Begin Records provided

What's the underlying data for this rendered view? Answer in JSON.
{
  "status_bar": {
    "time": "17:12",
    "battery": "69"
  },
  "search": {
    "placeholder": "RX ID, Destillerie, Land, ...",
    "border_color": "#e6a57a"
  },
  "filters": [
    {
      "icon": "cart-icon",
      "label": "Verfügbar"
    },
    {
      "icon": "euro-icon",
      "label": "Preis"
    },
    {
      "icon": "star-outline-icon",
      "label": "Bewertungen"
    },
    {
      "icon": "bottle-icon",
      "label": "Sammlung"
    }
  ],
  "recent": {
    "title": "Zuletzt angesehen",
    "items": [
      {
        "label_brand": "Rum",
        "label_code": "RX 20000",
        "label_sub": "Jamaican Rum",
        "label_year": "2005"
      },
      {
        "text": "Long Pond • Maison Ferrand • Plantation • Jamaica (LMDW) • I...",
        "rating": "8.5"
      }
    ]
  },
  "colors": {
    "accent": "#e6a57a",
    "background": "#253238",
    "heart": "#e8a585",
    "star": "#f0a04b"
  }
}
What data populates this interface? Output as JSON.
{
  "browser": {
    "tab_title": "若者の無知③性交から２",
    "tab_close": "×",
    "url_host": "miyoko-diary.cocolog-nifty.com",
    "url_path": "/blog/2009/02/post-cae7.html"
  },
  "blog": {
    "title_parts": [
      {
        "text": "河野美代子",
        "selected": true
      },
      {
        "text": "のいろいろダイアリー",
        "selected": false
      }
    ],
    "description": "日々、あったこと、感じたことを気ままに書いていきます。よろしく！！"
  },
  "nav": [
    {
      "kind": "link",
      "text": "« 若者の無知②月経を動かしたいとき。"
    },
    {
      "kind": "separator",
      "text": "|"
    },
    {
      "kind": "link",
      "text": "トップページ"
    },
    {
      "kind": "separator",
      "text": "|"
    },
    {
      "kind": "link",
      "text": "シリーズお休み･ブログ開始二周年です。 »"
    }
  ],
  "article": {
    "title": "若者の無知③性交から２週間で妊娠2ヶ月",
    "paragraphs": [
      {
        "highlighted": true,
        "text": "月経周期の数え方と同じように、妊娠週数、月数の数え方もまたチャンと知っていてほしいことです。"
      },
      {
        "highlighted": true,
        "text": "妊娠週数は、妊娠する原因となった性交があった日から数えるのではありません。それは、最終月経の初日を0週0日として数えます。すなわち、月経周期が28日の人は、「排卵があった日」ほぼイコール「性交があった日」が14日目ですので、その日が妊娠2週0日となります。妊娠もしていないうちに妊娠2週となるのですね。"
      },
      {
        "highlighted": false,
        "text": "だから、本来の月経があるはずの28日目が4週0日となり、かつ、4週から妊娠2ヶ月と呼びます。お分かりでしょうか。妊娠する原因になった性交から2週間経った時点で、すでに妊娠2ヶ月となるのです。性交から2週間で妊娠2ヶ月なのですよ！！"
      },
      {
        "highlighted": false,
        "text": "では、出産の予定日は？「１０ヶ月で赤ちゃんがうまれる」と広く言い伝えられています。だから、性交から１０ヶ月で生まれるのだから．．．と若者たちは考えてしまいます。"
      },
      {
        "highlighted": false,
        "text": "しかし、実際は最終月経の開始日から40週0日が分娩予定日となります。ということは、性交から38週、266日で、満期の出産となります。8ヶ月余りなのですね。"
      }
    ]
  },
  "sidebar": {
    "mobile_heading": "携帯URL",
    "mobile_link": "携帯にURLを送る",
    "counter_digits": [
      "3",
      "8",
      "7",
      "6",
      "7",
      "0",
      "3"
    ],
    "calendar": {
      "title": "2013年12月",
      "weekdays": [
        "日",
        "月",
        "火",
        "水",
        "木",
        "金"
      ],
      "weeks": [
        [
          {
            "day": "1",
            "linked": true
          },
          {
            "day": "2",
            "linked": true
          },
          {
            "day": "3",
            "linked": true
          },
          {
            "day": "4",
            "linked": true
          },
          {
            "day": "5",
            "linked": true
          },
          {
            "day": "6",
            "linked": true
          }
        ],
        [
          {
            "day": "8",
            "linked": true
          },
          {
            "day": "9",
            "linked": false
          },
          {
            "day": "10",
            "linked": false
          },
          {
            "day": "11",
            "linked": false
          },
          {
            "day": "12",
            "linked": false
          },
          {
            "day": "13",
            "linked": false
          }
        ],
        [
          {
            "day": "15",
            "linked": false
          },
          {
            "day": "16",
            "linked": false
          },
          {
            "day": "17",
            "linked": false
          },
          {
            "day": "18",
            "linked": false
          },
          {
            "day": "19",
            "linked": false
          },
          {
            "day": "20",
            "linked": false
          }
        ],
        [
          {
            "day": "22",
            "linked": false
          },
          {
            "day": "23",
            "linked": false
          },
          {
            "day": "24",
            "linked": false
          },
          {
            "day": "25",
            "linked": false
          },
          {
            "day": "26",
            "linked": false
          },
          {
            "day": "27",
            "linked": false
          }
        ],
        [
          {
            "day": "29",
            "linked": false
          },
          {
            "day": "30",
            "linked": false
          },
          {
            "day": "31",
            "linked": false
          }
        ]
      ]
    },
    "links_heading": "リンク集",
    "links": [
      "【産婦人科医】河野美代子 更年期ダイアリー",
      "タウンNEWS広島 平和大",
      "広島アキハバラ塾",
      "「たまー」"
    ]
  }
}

End Records provided

Quote the data in full, keeping each word unchanged.

What's the underlying data for this rendered view? Answer in JSON.
{
  "status_bar": {
    "time": "17:12",
    "battery": "69"
  },
  "search": {
    "placeholder": "RX ID, Destillerie, Land, ...",
    "border_color": "#e6a57a"
  },
  "filters": [
    {
      "icon": "cart-icon",
      "label": "Verfügbar"
    },
    {
      "icon": "euro-icon",
      "label": "Preis"
    },
    {
      "icon": "star-outline-icon",
      "label": "Bewertungen"
    },
    {
      "icon": "bottle-icon",
      "label": "Sammlung"
    }
  ],
  "recent": {
    "title": "Zuletzt angesehen",
    "items": [
      {
        "label_brand": "Rum",
        "label_code": "RX 20000",
        "label_sub": "Jamaican Rum",
        "label_year": "2005"
      },
      {
        "text": "Long Pond • Maison Ferrand • Plantation • Jamaica (LMDW) • I...",
        "rating": "8.5"
      }
    ]
  },
  "colors": {
    "accent": "#e6a57a",
    "background": "#253238",
    "heart": "#e8a585",
    "star": "#f0a04b"
  }
}
What data populates this interface? Output as JSON.
{
  "browser": {
    "tab_title": "若者の無知③性交から２",
    "tab_close": "×",
    "url_host": "miyoko-diary.cocolog-nifty.com",
    "url_path": "/blog/2009/02/post-cae7.html"
  },
  "blog": {
    "title_parts": [
      {
        "text": "河野美代子",
        "selected": true
      },
      {
        "text": "のいろいろダイアリー",
        "selected": false
      }
    ],
    "description": "日々、あったこと、感じたことを気ままに書いていきます。よろしく！！"
  },
  "nav": [
    {
      "kind": "link",
      "text": "« 若者の無知②月経を動かしたいとき。"
    },
    {
      "kind": "separator",
      "text": "|"
    },
    {
      "kind": "link",
      "text": "トップページ"
    },
    {
      "kind": "separator",
      "text": "|"
    },
    {
      "kind": "link",
      "text": "シリーズお休み･ブログ開始二周年です。 »"
    }
  ],
  "article": {
    "title": "若者の無知③性交から２週間で妊娠2ヶ月",
    "paragraphs": [
      {
        "highlighted": true,
        "text": "月経周期の数え方と同じように、妊娠週数、月数の数え方もまたチャンと知っていてほしいことです。"
      },
      {
        "highlighted": true,
        "text": "妊娠週数は、妊娠する原因となった性交があった日から数えるのではありません。それは、最終月経の初日を0週0日として数えます。すなわち、月経周期が28日の人は、「排卵があった日」ほぼイコール「性交があった日」が14日目ですので、その日が妊娠2週0日となります。妊娠もしていないうちに妊娠2週となるのですね。"
      },
      {
        "highlighted": false,
        "text": "だから、本来の月経があるはずの28日目が4週0日となり、かつ、4週から妊娠2ヶ月と呼びます。お分かりでしょうか。妊娠する原因になった性交から2週間経った時点で、すでに妊娠2ヶ月となるのです。性交から2週間で妊娠2ヶ月なのですよ！！"
      },
      {
        "highlighted": false,
        "text": "では、出産の予定日は？「１０ヶ月で赤ちゃんがうまれる」と広く言い伝えられています。だから、性交から１０ヶ月で生まれるのだから．．．と若者たちは考えてしまいます。"
      },
      {
        "highlighted": false,
        "text": "しかし、実際は最終月経の開始日から40週0日が分娩予定日となります。ということは、性交から38週、266日で、満期の出産となります。8ヶ月余りなのですね。"
      }
    ]
  },
  "sidebar": {
    "mobile_heading": "携帯URL",
    "mobile_link": "携帯にURLを送る",
    "counter_digits": [
      "3",
      "8",
      "7",
      "6",
      "7",
      "0",
      "3"
    ],
    "calendar": {
      "title": "2013年12月",
      "weekdays": [
        "日",
        "月",
        "火",
        "水",
        "木",
        "金"
      ],
      "weeks": [
        [
          {
            "day": "1",
            "linked": true
          },
          {
            "day": "2",
            "linked": true
          },
          {
            "day": "3",
            "linked": true
          },
          {
            "day": "4",
            "linked": true
          },
          {
            "day": "5",
            "linked": true
          },
          {
            "day": "6",
            "linked": true
          }
        ],
        [
          {
            "day": "8",
            "linked": true
          },
          {
            "day": "9",
            "linked": false
          },
          {
            "day": "10",
            "linked": false
          },
          {
            "day": "11",
            "linked": false
          },
          {
            "day": "12",
            "linked": false
          },
          {
            "day": "13",
            "linked": false
          }
        ],
        [
          {
            "day": "15",
            "linked": false
          },
          {
            "day": "16",
            "linked": false
          },
          {
            "day": "17",
            "linked": false
          },
          {
            "day": "18",
            "linked": false
          },
          {
            "day": "19",
            "linked": false
          },
          {
            "day": "20",
            "linked": false
          }
        ],
        [
          {
            "day": "22",
            "linked": false
          },
          {
            "day": "23",
            "linked": false
          },
          {
            "day": "24",
            "linked": false
          },
          {
            "day": "25",
            "linked": false
          },
          {
            "day": "26",
            "linked": false
          },
          {
            "day": "27",
            "linked": false
          }
        ],
        [
          {
            "day": "29",
            "linked": false
          },
          {
            "day": "30",
            "linked": false
          },
          {
            "day": "31",
            "linked": false
          }
        ]
      ]
    },
    "links_heading": "リンク集",
    "links": [
      "【産婦人科医】河野美代子 更年期ダイアリー",
      "タウンNEWS広島 平和大",
      "広島アキハバラ塾",
      "「たまー」"
    ]
  }
}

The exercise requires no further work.